>> start

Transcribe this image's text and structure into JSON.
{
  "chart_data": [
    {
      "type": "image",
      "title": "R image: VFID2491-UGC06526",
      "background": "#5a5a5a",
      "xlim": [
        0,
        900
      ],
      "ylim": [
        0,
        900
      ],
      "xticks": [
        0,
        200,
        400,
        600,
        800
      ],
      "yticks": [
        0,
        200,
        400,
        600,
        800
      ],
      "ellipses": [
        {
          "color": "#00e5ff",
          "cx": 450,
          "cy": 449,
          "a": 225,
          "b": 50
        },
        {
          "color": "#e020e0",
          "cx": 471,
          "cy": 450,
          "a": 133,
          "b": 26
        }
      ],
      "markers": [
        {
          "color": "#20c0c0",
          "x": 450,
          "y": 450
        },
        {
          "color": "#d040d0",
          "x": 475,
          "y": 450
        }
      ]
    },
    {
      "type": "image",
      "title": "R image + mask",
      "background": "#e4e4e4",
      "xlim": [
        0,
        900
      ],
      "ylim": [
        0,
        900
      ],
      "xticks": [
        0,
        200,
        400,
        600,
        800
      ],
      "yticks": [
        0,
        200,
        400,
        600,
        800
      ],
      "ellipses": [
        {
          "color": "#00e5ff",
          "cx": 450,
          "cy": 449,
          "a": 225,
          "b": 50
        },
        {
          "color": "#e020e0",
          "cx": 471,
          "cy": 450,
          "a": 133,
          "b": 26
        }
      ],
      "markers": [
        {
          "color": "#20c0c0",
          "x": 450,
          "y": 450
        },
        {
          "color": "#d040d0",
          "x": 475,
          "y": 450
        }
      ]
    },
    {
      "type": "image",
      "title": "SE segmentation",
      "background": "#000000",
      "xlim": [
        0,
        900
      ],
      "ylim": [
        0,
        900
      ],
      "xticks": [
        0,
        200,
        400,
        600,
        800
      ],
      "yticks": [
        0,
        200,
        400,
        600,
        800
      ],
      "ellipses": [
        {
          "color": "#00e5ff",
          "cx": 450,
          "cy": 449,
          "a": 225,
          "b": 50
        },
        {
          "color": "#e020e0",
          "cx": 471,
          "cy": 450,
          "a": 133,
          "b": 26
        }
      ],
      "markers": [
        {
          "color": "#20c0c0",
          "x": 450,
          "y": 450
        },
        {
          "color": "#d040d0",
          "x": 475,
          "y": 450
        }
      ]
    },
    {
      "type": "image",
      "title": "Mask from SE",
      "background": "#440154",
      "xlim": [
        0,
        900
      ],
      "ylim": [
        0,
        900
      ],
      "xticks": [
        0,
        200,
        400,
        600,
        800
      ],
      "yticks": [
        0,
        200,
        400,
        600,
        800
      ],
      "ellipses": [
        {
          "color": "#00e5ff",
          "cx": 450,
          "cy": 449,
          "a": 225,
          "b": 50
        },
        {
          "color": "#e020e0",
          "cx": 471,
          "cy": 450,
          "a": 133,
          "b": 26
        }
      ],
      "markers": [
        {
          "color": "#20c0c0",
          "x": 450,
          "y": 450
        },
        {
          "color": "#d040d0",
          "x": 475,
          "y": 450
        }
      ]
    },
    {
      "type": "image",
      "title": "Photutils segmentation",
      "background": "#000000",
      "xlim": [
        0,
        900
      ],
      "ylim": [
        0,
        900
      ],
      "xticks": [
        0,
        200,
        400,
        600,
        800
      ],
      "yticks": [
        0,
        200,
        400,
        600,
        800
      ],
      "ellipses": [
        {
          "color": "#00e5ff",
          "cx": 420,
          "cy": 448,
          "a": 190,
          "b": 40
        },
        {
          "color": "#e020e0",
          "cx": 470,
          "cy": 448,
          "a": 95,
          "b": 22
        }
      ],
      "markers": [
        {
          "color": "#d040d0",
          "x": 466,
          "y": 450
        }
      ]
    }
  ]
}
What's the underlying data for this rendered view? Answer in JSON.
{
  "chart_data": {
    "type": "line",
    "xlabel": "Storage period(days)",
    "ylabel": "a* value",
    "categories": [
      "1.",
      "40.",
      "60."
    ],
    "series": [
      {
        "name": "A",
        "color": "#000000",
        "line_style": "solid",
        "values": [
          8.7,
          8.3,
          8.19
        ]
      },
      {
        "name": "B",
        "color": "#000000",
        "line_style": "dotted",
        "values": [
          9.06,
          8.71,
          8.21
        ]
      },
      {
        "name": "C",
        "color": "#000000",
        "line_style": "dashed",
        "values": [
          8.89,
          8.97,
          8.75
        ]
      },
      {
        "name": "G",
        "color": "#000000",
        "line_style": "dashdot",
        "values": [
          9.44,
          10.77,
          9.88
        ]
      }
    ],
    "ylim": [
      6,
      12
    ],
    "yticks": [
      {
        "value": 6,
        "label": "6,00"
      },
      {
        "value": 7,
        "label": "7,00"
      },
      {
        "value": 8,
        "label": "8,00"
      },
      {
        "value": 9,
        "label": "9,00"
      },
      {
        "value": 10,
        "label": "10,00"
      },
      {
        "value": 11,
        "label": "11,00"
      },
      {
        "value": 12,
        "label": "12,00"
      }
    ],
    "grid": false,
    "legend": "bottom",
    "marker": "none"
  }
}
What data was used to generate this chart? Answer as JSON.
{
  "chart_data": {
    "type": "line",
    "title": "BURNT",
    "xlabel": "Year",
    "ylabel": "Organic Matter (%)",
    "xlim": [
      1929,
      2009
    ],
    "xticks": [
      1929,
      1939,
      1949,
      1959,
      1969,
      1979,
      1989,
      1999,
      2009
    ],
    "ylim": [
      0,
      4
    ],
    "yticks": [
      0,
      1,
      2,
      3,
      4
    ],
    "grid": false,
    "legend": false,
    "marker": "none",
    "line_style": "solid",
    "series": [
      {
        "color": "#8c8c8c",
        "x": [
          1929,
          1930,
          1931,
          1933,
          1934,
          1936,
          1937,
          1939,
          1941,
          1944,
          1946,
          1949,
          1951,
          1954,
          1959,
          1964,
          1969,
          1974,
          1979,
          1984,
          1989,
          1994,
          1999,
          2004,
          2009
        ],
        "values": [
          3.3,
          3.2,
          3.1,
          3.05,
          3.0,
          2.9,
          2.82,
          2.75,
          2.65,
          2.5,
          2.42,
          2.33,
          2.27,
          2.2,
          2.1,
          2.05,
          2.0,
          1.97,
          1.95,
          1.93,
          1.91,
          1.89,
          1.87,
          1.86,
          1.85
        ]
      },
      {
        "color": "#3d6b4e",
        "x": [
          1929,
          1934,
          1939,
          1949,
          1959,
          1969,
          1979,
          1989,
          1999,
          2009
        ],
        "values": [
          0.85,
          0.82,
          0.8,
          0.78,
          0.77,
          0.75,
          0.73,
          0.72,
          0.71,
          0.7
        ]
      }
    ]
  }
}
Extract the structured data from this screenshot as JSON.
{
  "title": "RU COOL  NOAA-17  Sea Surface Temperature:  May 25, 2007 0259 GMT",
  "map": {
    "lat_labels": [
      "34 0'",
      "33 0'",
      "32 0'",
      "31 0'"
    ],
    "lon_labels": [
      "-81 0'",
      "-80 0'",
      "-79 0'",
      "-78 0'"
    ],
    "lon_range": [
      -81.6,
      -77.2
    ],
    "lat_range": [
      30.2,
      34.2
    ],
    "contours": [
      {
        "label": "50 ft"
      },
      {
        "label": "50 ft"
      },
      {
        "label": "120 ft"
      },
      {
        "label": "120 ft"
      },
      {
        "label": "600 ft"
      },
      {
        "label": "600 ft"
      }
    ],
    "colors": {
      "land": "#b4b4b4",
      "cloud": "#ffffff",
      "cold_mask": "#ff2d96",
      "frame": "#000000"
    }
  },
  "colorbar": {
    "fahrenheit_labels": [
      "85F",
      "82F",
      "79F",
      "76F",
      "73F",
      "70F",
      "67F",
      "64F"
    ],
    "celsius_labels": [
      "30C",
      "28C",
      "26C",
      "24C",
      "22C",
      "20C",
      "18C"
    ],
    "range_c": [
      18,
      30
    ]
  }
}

>> end

Each line from the one with "Extract the structured" through the last line of the records must be written out word for word. Include nothing else.

● **TASK RESPONSE**
Extract the structured data from this screenshot as JSON.
{
  "title": "RU COOL  NOAA-17  Sea Surface Temperature:  May 25, 2007 0259 GMT",
  "map": {
    "lat_labels": [
      "34 0'",
      "33 0'",
      "32 0'",
      "31 0'"
    ],
    "lon_labels": [
      "-81 0'",
      "-80 0'",
      "-79 0'",
      "-78 0'"
    ],
    "lon_range": [
      -81.6,
      -77.2
    ],
    "lat_range": [
      30.2,
      34.2
    ],
    "contours": [
      {
        "label": "50 ft"
      },
      {
        "label": "50 ft"
      },
      {
        "label": "120 ft"
      },
      {
        "label": "120 ft"
      },
      {
        "label": "600 ft"
      },
      {
        "label": "600 ft"
      }
    ],
    "colors": {
      "land": "#b4b4b4",
      "cloud": "#ffffff",
      "cold_mask": "#ff2d96",
      "frame": "#000000"
    }
  },
  "colorbar": {
    "fahrenheit_labels": [
      "85F",
      "82F",
      "79F",
      "76F",
      "73F",
      "70F",
      "67F",
      "64F"
    ],
    "celsius_labels": [
      "30C",
      "28C",
      "26C",
      "24C",
      "22C",
      "20C",
      "18C"
    ],
    "range_c": [
      18,
      30
    ]
  }
}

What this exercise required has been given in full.